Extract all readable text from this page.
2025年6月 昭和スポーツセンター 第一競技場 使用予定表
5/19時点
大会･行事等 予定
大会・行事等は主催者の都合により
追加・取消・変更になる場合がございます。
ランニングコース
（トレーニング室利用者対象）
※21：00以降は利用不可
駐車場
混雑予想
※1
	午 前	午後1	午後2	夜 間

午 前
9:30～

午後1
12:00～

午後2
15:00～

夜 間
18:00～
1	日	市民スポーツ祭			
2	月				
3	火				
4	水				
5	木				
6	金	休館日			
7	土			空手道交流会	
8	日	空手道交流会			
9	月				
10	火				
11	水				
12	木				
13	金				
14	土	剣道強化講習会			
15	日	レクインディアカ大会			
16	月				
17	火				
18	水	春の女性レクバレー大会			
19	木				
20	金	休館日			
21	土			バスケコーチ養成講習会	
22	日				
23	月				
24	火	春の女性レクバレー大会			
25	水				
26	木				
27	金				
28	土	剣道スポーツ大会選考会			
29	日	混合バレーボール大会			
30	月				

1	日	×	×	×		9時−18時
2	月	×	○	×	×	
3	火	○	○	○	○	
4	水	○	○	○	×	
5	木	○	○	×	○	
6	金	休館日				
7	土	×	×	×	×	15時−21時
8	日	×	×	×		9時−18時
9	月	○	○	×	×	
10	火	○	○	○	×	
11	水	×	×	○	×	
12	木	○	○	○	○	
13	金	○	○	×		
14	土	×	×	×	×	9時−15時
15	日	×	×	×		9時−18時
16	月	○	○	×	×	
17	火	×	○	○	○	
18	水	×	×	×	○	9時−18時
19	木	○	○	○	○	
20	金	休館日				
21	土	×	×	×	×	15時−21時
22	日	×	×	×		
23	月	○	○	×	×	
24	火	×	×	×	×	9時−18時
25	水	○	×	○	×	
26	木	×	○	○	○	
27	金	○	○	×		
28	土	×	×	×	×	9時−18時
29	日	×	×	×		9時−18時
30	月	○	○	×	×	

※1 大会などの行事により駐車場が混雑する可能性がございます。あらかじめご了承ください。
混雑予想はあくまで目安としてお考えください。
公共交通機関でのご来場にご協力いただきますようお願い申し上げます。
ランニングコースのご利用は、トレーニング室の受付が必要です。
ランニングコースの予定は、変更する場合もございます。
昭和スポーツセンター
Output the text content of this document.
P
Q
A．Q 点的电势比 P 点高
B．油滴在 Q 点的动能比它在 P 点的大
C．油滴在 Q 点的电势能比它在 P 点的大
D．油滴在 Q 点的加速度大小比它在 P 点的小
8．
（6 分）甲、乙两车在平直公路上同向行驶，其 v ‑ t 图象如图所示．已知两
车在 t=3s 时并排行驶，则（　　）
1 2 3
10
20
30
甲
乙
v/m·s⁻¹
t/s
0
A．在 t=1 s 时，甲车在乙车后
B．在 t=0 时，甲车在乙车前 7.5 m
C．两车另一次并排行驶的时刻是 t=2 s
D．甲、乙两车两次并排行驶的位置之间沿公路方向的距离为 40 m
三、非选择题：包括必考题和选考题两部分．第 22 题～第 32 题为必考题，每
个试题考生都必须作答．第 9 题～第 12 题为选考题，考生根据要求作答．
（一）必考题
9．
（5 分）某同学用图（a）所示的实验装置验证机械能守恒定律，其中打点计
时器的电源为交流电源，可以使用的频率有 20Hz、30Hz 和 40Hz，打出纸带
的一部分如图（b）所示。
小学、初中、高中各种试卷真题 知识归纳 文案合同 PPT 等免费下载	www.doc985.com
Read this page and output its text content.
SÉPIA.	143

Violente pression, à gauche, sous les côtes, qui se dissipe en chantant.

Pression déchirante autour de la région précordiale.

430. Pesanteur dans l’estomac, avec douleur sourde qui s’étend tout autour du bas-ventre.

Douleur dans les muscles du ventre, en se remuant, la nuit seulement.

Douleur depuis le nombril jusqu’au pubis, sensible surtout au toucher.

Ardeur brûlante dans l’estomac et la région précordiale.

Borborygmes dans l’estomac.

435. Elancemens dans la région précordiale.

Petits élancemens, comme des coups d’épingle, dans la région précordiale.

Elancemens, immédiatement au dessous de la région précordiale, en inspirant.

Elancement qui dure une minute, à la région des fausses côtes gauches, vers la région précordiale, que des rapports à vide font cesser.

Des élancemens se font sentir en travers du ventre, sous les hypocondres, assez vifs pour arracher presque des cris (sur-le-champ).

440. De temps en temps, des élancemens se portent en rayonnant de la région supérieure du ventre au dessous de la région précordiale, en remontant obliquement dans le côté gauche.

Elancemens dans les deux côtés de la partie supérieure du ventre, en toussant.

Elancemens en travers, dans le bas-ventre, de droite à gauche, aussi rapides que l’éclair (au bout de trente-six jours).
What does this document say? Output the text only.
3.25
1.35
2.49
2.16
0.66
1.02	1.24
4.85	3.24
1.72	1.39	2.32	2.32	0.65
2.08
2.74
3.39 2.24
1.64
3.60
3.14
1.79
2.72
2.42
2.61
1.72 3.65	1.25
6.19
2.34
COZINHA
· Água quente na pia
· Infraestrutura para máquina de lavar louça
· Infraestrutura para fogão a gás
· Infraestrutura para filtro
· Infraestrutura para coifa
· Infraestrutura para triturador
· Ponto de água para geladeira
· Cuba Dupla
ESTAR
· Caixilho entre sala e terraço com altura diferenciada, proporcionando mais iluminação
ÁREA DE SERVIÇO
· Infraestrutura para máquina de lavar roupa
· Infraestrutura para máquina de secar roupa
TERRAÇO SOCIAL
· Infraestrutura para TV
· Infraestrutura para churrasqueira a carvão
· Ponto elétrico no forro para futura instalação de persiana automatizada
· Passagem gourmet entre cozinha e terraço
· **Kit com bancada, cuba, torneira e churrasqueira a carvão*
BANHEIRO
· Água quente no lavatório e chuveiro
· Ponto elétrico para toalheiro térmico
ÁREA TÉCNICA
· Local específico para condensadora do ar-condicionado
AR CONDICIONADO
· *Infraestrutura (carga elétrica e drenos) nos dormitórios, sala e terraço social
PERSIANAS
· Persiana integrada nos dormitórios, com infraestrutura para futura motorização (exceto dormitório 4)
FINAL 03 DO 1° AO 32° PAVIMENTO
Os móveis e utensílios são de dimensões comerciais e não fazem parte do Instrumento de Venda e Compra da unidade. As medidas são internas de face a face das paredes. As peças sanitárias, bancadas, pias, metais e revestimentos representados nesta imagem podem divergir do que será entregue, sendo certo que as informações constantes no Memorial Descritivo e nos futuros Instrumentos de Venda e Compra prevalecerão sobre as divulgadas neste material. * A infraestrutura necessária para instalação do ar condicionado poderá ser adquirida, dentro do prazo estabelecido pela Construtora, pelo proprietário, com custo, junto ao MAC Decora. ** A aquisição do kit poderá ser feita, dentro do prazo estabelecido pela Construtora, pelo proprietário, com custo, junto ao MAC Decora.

__Short problem__: Pick out every line above that holds the word "côtes" and copy it.

__Expected answer__:
Violente pression, à gauche, sous les côtes, qui se dissipe en chantant.
Elancement qui dure une minute, à la région des fausses côtes gauches, vers la région précordiale, que des rapports à vide font cesser.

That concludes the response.